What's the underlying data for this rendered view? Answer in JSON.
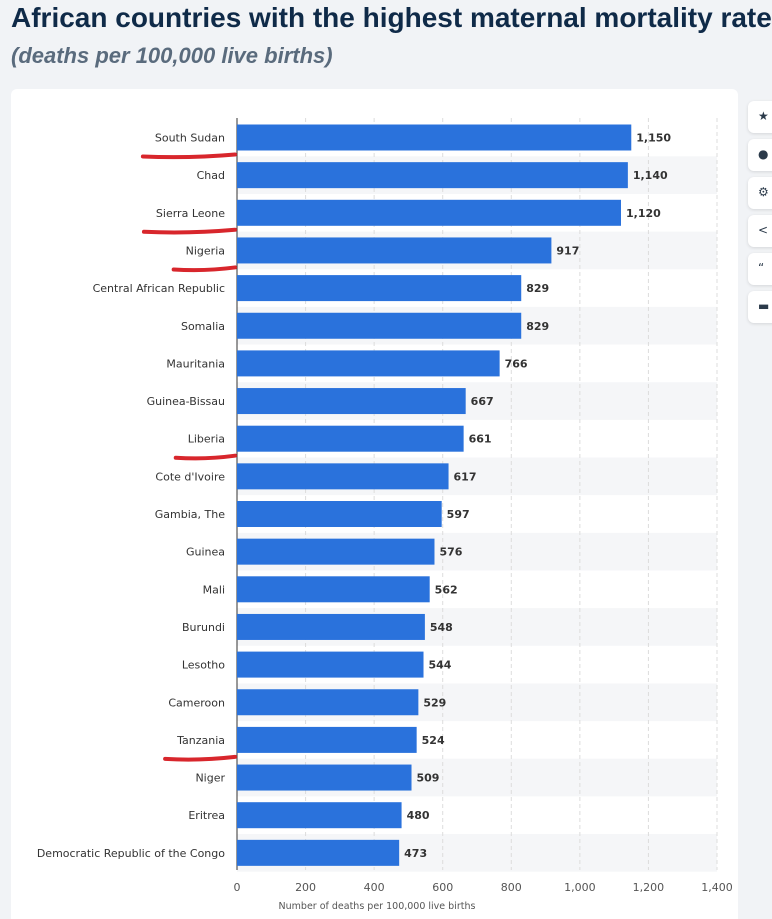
{
  "header": {
    "title": "African countries with the highest maternal mortality rate",
    "subtitle": "(deaths per 100,000 live births)"
  },
  "toolbar": {
    "items": [
      {
        "icon": "star-icon",
        "glyph": "★"
      },
      {
        "icon": "bell-icon",
        "glyph": "●"
      },
      {
        "icon": "gear-icon",
        "glyph": "⚙"
      },
      {
        "icon": "share-icon",
        "glyph": "<"
      },
      {
        "icon": "quote-icon",
        "glyph": "“"
      },
      {
        "icon": "print-icon",
        "glyph": "▬"
      }
    ]
  },
  "chart_data": {
    "type": "bar",
    "orientation": "horizontal",
    "categories": [
      "South Sudan",
      "Chad",
      "Sierra Leone",
      "Nigeria",
      "Central African Republic",
      "Somalia",
      "Mauritania",
      "Guinea-Bissau",
      "Liberia",
      "Cote d'Ivoire",
      "Gambia, The",
      "Guinea",
      "Mali",
      "Burundi",
      "Lesotho",
      "Cameroon",
      "Tanzania",
      "Niger",
      "Eritrea",
      "Democratic Republic of the Congo"
    ],
    "values": [
      1150,
      1140,
      1120,
      917,
      829,
      829,
      766,
      667,
      661,
      617,
      597,
      576,
      562,
      548,
      544,
      529,
      524,
      509,
      480,
      473
    ],
    "value_labels": [
      "1,150",
      "1,140",
      "1,120",
      "917",
      "829",
      "829",
      "766",
      "667",
      "661",
      "617",
      "597",
      "576",
      "562",
      "548",
      "544",
      "529",
      "524",
      "509",
      "480",
      "473"
    ],
    "xlabel": "Number of deaths per 100,000 live births",
    "ylabel": "",
    "xlim": [
      0,
      1400
    ],
    "xticks": [
      0,
      200,
      400,
      600,
      800,
      1000,
      1200,
      1400
    ],
    "xtick_labels": [
      "0",
      "200",
      "400",
      "600",
      "800",
      "1,000",
      "1,200",
      "1,400"
    ],
    "grid": true,
    "alternating_row_shading": true,
    "highlighted_categories": [
      "South Sudan",
      "Sierra Leone",
      "Nigeria",
      "Liberia",
      "Tanzania"
    ],
    "colors": {
      "bar": "#2a72dc",
      "highlight_underline": "#d8262c",
      "row_stripe": "#f5f6f8",
      "grid": "#dddddd"
    }
  }
}
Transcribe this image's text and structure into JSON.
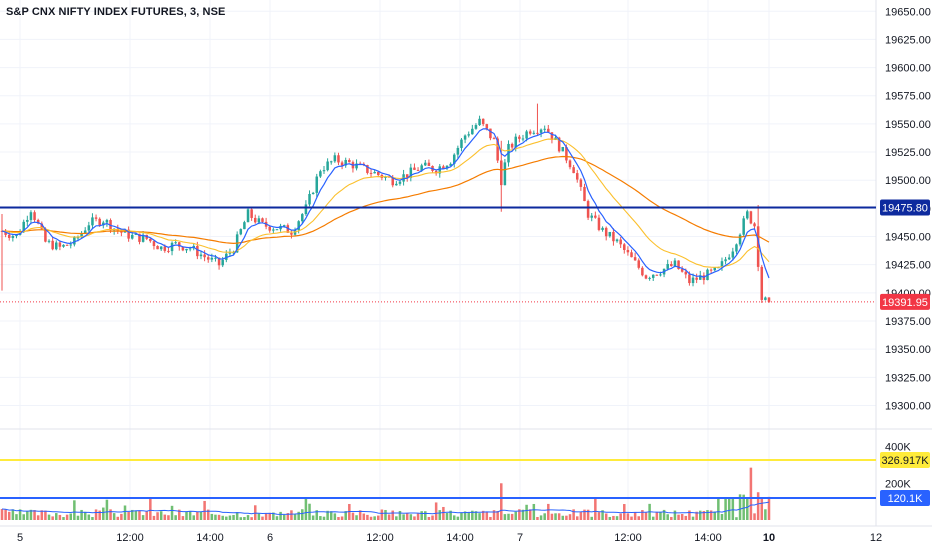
{
  "header": {
    "title": "S&P CNX NIFTY INDEX FUTURES, 3, NSE"
  },
  "colors": {
    "up": "#26a69a",
    "down": "#ef5350",
    "ema_fast": "#2962ff",
    "ema_mid": "#fbc02d",
    "ema_slow": "#f57c00",
    "hline": "#0d2a9e",
    "vol_ma": "#2962ff",
    "vol_level_high": "#ffeb3b",
    "vol_level_low": "#2962ff",
    "last_price": "#f23645",
    "grid": "#f0f3fa",
    "axis_text": "#131722"
  },
  "chart_data": {
    "type": "candlestick",
    "price_axis": {
      "ylim": [
        19280,
        19660
      ],
      "ticks": [
        "19650.00",
        "19625.00",
        "19600.00",
        "19575.00",
        "19550.00",
        "19525.00",
        "19500.00",
        "19475.00",
        "19450.00",
        "19425.00",
        "19400.00",
        "19375.00",
        "19350.00",
        "19325.00",
        "19300.00"
      ]
    },
    "time_axis": {
      "labels": [
        "5",
        "12:00",
        "14:00",
        "6",
        "12:00",
        "14:00",
        "7",
        "12:00",
        "14:00",
        "10",
        "12"
      ],
      "bold": [
        false,
        false,
        false,
        false,
        false,
        false,
        false,
        false,
        false,
        true,
        false
      ]
    },
    "horizontal_line": {
      "value": 19475.8,
      "label": "19475.80"
    },
    "last_price": {
      "value": 19391.95,
      "label": "19391.95"
    },
    "volume_axis": {
      "ylim": [
        0,
        490000
      ],
      "ticks": [
        "400K",
        "200K"
      ]
    },
    "volume_levels": [
      {
        "value": 326917,
        "label": "326.917K"
      },
      {
        "value": 120100,
        "label": "120.1K"
      }
    ],
    "anchors": [
      [
        0,
        19455
      ],
      [
        4,
        19450
      ],
      [
        8,
        19475
      ],
      [
        12,
        19445
      ],
      [
        16,
        19440
      ],
      [
        20,
        19445
      ],
      [
        24,
        19462
      ],
      [
        28,
        19465
      ],
      [
        32,
        19455
      ],
      [
        36,
        19450
      ],
      [
        40,
        19448
      ],
      [
        44,
        19440
      ],
      [
        48,
        19443
      ],
      [
        52,
        19440
      ],
      [
        56,
        19432
      ],
      [
        60,
        19425
      ],
      [
        64,
        19440
      ],
      [
        68,
        19470
      ],
      [
        72,
        19460
      ],
      [
        76,
        19458
      ],
      [
        80,
        19455
      ],
      [
        84,
        19475
      ],
      [
        88,
        19510
      ],
      [
        92,
        19518
      ],
      [
        96,
        19515
      ],
      [
        100,
        19510
      ],
      [
        104,
        19505
      ],
      [
        108,
        19500
      ],
      [
        112,
        19505
      ],
      [
        116,
        19512
      ],
      [
        120,
        19510
      ],
      [
        124,
        19518
      ],
      [
        128,
        19540
      ],
      [
        132,
        19552
      ],
      [
        136,
        19535
      ],
      [
        138,
        19500
      ],
      [
        140,
        19528
      ],
      [
        142,
        19535
      ],
      [
        146,
        19545
      ],
      [
        150,
        19548
      ],
      [
        154,
        19530
      ],
      [
        158,
        19510
      ],
      [
        162,
        19470
      ],
      [
        166,
        19455
      ],
      [
        170,
        19445
      ],
      [
        174,
        19430
      ],
      [
        178,
        19415
      ],
      [
        182,
        19420
      ],
      [
        186,
        19425
      ],
      [
        190,
        19410
      ],
      [
        194,
        19415
      ],
      [
        198,
        19420
      ],
      [
        202,
        19440
      ],
      [
        206,
        19470
      ],
      [
        208,
        19460
      ],
      [
        210,
        19395
      ],
      [
        212,
        19390
      ]
    ],
    "spikes": [
      [
        0,
        19402,
        19470
      ],
      [
        138,
        19472,
        19535
      ],
      [
        148,
        19548,
        19568
      ],
      [
        209,
        19420,
        19478
      ]
    ],
    "n_bars": 213,
    "seed": 7
  }
}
◇ ◇ ◇ ◇ ◇
What the exercise asks
Scan the data for the word "glyph" and copy every line where it shows up.

Result of the exercise
        "glyph": "★"
        "glyph": "●"
        "glyph": "⚙"
        "glyph": "<"
        "glyph": "“"
        "glyph": "▬"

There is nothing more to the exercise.